■ Entries
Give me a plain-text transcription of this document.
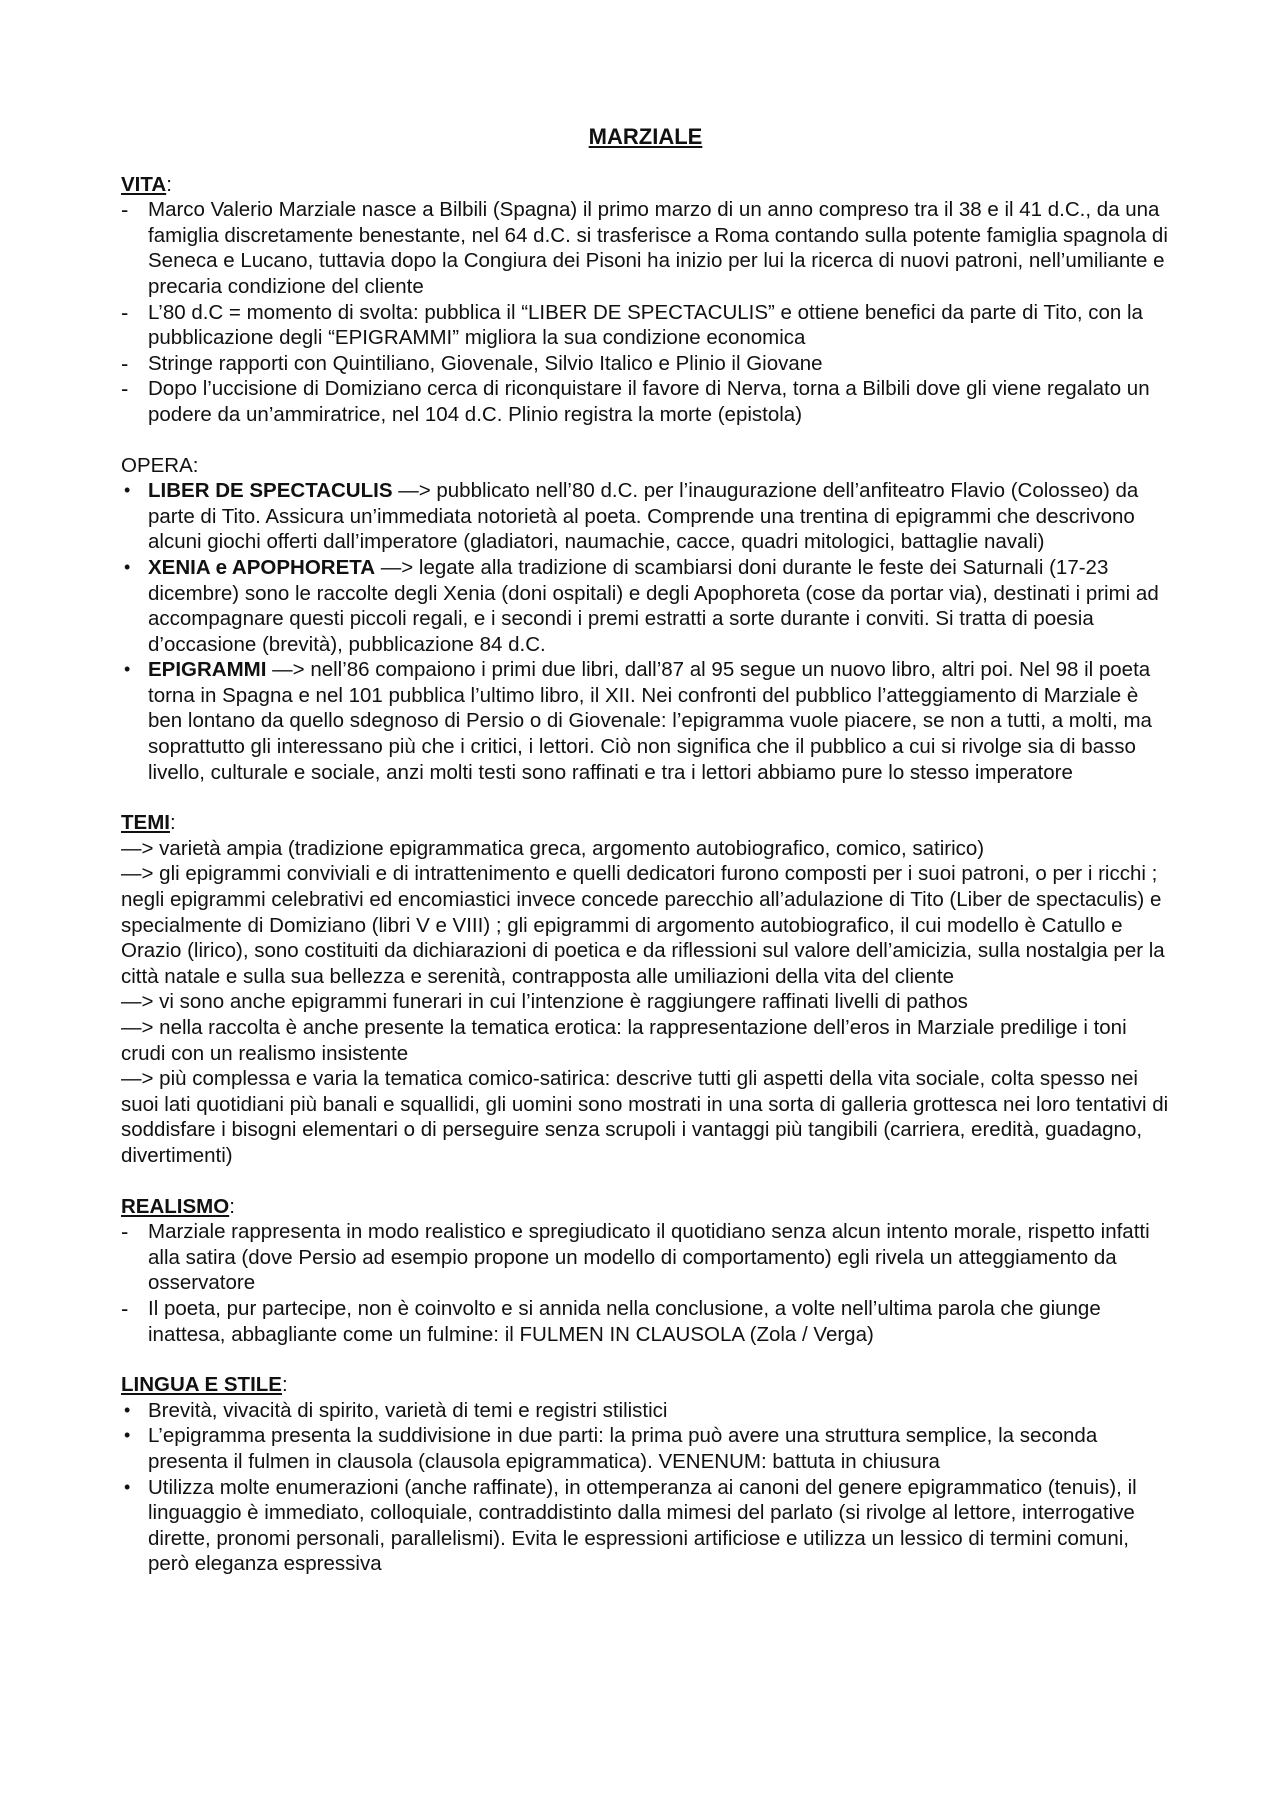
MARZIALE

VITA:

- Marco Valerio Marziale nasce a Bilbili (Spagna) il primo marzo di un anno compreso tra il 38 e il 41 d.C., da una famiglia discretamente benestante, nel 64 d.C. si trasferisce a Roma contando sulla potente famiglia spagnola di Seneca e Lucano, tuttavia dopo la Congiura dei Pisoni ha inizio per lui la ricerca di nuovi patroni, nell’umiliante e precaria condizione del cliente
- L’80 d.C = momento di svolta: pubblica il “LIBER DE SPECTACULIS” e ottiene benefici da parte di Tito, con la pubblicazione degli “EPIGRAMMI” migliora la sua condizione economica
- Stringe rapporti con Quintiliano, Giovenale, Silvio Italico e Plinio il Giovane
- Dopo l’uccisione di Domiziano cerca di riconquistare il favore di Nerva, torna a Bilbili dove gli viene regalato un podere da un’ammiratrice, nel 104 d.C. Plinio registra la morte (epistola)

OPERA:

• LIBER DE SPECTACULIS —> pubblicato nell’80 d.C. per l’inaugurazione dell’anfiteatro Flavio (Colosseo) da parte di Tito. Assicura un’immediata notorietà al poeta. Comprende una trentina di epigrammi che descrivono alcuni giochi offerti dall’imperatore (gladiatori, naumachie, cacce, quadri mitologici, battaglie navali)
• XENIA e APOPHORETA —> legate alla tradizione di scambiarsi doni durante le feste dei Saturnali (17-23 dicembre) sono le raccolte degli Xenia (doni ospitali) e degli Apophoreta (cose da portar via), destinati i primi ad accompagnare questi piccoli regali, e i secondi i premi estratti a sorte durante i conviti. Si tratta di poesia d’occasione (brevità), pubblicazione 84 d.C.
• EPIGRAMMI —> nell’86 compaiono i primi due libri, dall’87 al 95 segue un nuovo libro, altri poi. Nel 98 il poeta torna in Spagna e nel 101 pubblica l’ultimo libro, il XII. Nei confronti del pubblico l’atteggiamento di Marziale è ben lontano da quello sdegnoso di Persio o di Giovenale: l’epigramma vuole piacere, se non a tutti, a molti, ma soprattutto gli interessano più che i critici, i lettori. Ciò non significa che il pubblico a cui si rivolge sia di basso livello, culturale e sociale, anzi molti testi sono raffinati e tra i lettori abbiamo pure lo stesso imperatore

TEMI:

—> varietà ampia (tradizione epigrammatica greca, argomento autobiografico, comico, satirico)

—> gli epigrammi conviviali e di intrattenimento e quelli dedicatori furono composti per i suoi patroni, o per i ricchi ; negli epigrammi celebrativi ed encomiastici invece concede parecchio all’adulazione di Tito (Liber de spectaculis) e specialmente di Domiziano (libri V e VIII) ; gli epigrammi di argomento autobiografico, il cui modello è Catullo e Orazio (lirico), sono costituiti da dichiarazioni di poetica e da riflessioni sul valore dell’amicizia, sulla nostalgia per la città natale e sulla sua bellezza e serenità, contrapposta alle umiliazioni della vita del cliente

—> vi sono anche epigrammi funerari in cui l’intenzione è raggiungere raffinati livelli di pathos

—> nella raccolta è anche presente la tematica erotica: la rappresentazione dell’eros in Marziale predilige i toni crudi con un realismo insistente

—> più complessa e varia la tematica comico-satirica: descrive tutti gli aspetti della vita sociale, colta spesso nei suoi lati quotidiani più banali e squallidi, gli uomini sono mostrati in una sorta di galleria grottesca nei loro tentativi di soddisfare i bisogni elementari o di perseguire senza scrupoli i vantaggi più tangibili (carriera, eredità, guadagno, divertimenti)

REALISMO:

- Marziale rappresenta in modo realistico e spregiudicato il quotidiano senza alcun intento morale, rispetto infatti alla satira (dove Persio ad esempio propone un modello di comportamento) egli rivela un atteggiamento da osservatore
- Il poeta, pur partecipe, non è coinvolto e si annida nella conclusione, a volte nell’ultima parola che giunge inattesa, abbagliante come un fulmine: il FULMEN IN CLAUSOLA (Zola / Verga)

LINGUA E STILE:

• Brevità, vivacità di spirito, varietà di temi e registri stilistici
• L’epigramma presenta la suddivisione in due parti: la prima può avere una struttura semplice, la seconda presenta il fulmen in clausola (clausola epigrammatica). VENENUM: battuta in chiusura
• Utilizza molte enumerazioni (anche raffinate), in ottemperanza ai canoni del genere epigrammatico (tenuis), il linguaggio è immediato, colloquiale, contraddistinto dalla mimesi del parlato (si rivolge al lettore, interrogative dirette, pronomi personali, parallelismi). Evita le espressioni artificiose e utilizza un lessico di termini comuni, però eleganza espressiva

...

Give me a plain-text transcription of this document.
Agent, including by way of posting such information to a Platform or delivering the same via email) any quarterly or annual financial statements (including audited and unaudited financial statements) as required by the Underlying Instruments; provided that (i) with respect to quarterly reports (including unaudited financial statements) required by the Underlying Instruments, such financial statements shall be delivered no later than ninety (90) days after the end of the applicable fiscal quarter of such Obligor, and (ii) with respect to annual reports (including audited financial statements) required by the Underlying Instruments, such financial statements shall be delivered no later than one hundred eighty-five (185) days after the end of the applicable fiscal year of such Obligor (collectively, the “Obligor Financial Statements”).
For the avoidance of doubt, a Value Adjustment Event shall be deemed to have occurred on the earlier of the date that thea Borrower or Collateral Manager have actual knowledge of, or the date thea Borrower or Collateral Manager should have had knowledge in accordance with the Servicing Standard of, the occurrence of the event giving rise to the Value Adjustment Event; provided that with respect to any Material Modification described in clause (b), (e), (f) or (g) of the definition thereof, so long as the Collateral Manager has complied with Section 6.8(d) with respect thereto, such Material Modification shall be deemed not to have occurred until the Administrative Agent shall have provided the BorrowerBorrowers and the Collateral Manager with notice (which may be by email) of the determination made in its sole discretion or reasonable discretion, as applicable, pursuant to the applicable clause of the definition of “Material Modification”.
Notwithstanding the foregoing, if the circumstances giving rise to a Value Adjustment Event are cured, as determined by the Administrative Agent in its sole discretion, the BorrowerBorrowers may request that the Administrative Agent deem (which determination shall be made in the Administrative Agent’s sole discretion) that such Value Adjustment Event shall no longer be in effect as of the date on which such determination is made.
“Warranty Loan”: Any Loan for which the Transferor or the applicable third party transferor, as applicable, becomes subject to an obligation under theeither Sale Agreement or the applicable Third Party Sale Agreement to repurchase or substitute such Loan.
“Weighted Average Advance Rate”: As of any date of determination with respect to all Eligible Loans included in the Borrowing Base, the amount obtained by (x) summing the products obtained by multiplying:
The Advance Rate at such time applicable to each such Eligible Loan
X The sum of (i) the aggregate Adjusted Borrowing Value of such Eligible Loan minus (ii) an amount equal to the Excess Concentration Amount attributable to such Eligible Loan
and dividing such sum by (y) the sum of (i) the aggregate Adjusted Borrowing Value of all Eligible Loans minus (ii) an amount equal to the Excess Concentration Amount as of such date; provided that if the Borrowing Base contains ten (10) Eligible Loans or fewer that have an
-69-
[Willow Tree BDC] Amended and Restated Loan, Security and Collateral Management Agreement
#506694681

...

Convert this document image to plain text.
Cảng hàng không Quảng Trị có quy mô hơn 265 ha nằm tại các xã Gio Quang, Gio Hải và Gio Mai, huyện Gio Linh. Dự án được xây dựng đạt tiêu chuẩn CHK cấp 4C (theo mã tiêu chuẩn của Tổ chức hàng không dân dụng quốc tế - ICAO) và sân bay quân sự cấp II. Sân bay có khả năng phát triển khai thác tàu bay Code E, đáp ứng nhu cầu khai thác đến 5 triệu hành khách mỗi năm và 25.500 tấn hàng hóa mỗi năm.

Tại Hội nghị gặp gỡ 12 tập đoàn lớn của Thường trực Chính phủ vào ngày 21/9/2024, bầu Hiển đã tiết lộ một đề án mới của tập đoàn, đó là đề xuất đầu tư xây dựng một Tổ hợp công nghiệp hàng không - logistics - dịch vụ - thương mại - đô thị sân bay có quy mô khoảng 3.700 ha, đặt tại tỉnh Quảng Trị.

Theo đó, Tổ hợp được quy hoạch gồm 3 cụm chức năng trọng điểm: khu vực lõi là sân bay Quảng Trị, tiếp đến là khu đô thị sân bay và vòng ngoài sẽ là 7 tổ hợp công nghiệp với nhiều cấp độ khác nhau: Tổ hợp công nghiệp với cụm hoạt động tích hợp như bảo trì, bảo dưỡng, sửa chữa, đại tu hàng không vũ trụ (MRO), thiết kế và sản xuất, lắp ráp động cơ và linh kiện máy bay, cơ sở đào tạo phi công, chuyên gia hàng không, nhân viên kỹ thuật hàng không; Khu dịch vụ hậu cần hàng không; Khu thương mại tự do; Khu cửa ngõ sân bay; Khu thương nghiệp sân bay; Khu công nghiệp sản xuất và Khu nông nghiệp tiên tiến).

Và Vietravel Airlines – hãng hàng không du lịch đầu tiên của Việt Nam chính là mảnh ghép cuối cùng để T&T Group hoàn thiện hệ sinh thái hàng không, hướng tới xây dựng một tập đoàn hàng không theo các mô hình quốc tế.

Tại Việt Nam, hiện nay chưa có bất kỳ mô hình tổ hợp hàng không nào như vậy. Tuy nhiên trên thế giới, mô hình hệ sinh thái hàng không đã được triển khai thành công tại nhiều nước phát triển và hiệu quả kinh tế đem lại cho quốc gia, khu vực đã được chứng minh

■ Required task
Report back each line of the entries that holds the string "varietà".

■ Answer to the problem
—> varietà ampia (tradizione epigrammatica greca, argomento autobiografico, comico, satirico)
• Brevità, vivacità di spirito, varietà di temi e registri stilistici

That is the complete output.